▶ Exercise materials:
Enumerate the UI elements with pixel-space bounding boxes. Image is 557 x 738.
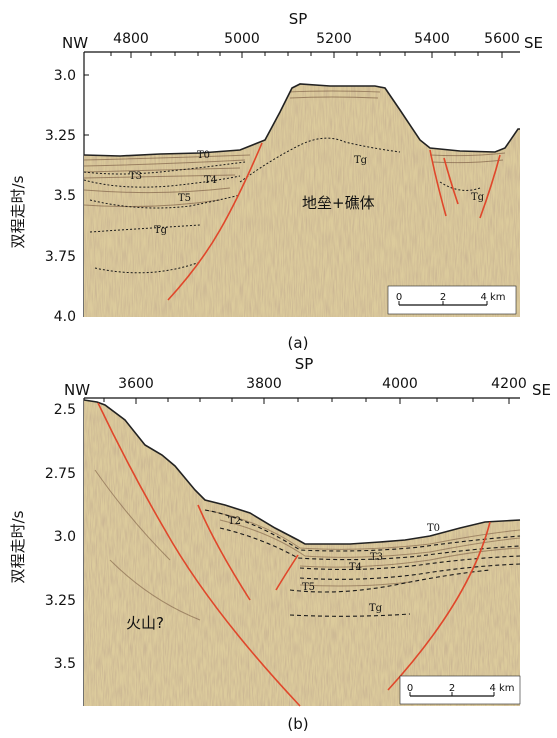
horizon-label: T4 (204, 175, 217, 186)
horizon-labels-b: T2 T0 T3 T4 T5 Tg (228, 516, 440, 614)
horizon-line (204, 509, 521, 552)
scale-tick-label: 4 km (489, 683, 514, 694)
horizon-label: Tg (369, 603, 383, 614)
sp-label-a: SP (289, 10, 308, 28)
scale-tick-label: 0 (407, 683, 413, 694)
horizon-label: T2 (228, 516, 241, 527)
fault-line (387, 521, 491, 691)
horizon-label: T3 (370, 552, 383, 563)
y-tick-label: 2.75 (45, 466, 76, 482)
faults-a (167, 142, 501, 301)
fault-line (443, 157, 459, 205)
horizon-line (89, 194, 241, 209)
top-axis-ticks-a (110, 52, 503, 58)
y-axis-label-a: 双程走时/s (9, 175, 27, 248)
sp-ticks-a: 4800 5000 5200 5400 5600 (113, 31, 520, 47)
horizon-label: T3 (129, 171, 142, 182)
horizon-line (83, 161, 246, 175)
sp-tick-label: 5600 (484, 31, 520, 47)
caption-a: (a) (288, 334, 309, 352)
horizon-line (289, 569, 491, 593)
y-tick-label: 3.25 (45, 128, 76, 144)
direction-right-a: SE (524, 34, 543, 52)
horizon-label: Tg (354, 155, 368, 166)
y-tick-label: 2.5 (54, 402, 76, 418)
horizon-line (83, 175, 241, 188)
horizon-label: Tg (154, 225, 168, 236)
horizon-label: T5 (302, 582, 315, 593)
sp-tick-label: 5400 (414, 31, 450, 47)
y-tick-label: 3.5 (54, 188, 76, 204)
y-axis-label-b: 双程走时/s (9, 510, 27, 583)
faults-b (97, 402, 491, 707)
sp-tick-label: 3800 (246, 376, 282, 392)
sp-tick-label: 5000 (224, 31, 260, 47)
horizon-line (439, 181, 481, 191)
y-tick-label: 4.0 (54, 309, 76, 325)
scale-tick-label: 0 (396, 292, 402, 303)
scale-box (387, 285, 517, 315)
fault-line (275, 554, 299, 591)
sp-tick-label: 4000 (382, 376, 418, 392)
caption-b: (b) (287, 715, 308, 733)
sp-label-b: SP (295, 355, 314, 373)
fault-line (429, 149, 447, 217)
horizon-line (289, 613, 411, 617)
y-tick-label: 3.0 (54, 529, 76, 545)
sp-tick-label: 5200 (316, 31, 352, 47)
horizon-line (299, 563, 521, 580)
fault-line (197, 504, 251, 601)
scale-box (399, 675, 521, 705)
annotation-b: 火山? (126, 614, 164, 632)
seafloor-b (83, 399, 521, 545)
sp-tick-label: 3600 (118, 376, 154, 392)
seafloor-a (83, 83, 520, 157)
sp-tick-label: 4200 (491, 376, 527, 392)
fault-line (167, 142, 263, 301)
horizon-label: T4 (349, 562, 362, 573)
horizon-label: T5 (178, 193, 191, 204)
direction-left-a: NW (62, 34, 88, 52)
y-tick-label: 3.5 (54, 656, 76, 672)
y-tick-label: 3.0 (54, 68, 76, 84)
horizon-labels-a: T0 T3 T4 T5 Tg Tg Tg (129, 150, 485, 236)
panel-a: SP NW SE 4800 5000 5200 5400 5600 双程走时/s… (9, 10, 543, 352)
seismic-section-a (84, 84, 520, 317)
panel-b: SP NW SE 3600 3800 4000 4200 双程走时/s 2.5 … (9, 355, 551, 733)
horizons-b (204, 509, 521, 617)
direction-right-b: SE (532, 381, 551, 399)
horizons-a (83, 137, 481, 274)
scale-tick-label: 2 (449, 683, 455, 694)
y-ticks-b: 2.5 2.75 3.0 3.25 3.5 (45, 402, 89, 672)
horizon-line (219, 527, 521, 561)
fault-line (479, 154, 501, 219)
horizon-label: Tg (471, 192, 485, 203)
top-axis-ticks-b (103, 398, 510, 404)
direction-left-b: NW (64, 381, 90, 399)
y-tick-label: 3.25 (45, 593, 76, 609)
horizon-line (239, 137, 401, 183)
horizon-label: T0 (427, 523, 440, 534)
horizon-line (89, 224, 201, 233)
y-ticks-a: 3.0 3.25 3.5 3.75 4.0 (45, 68, 89, 325)
horizon-line (299, 555, 521, 571)
horizon-label: T0 (197, 150, 210, 161)
scale-tick-label: 2 (440, 292, 446, 303)
sp-tick-label: 4800 (113, 31, 149, 47)
fault-line (97, 402, 301, 707)
scale-tick-label: 4 km (480, 292, 505, 303)
scale-bar-b: 0 2 4 km (399, 675, 521, 705)
y-tick-label: 3.75 (45, 249, 76, 265)
annotation-a: 地垒+礁体 (302, 194, 375, 212)
scale-bar-a: 0 2 4 km (387, 285, 517, 315)
sp-ticks-b: 3600 3800 4000 4200 (118, 376, 527, 392)
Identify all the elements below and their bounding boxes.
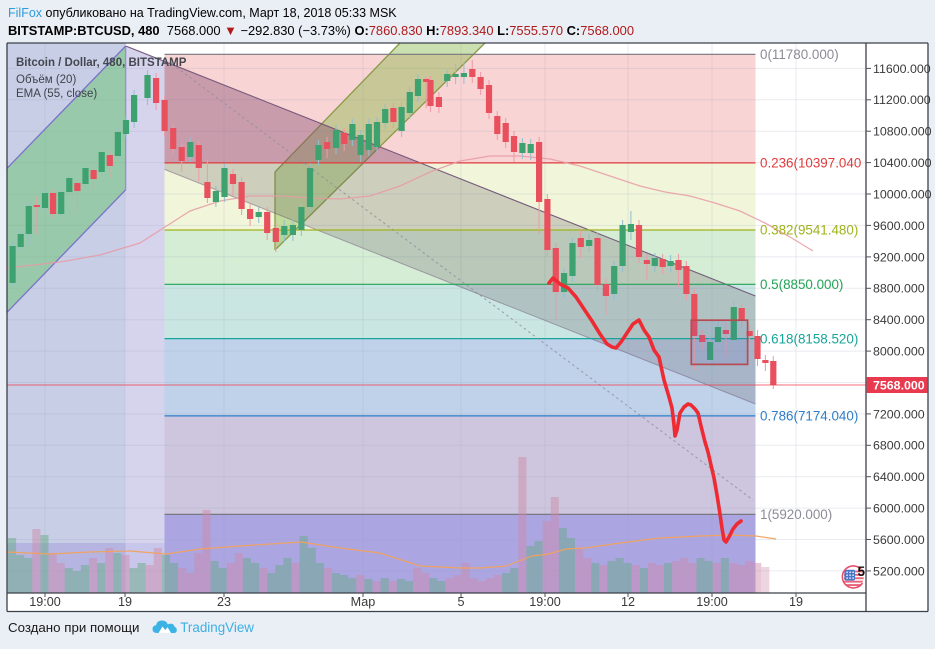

▶ Task requirements: Report how many lines in the data above contain the string "seafloor". Give only the number.

▶ Output for this exercise: 2